* **TASK REQUIREMENTS**: Check every line of the entries for "icon", and copy the lines that hold it.

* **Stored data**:
-----
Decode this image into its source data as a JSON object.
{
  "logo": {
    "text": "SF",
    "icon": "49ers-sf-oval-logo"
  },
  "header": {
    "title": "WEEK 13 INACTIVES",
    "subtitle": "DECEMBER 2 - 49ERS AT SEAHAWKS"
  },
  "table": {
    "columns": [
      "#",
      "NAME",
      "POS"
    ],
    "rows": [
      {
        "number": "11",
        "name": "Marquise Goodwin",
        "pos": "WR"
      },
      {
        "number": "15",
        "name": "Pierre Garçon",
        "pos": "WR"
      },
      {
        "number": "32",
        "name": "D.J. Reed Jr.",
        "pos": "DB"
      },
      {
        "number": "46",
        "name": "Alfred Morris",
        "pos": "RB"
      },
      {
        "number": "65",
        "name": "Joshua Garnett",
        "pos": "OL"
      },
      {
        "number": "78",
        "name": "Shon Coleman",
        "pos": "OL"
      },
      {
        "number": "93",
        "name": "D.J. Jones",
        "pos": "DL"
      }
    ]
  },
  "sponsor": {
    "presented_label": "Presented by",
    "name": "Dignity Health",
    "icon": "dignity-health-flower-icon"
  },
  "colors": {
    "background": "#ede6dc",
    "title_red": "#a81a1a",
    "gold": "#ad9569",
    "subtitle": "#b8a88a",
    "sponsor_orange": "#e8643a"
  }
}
-----
* **REPLY**:
    "icon": "49ers-sf-oval-logo"
    "icon": "dignity-health-flower-icon"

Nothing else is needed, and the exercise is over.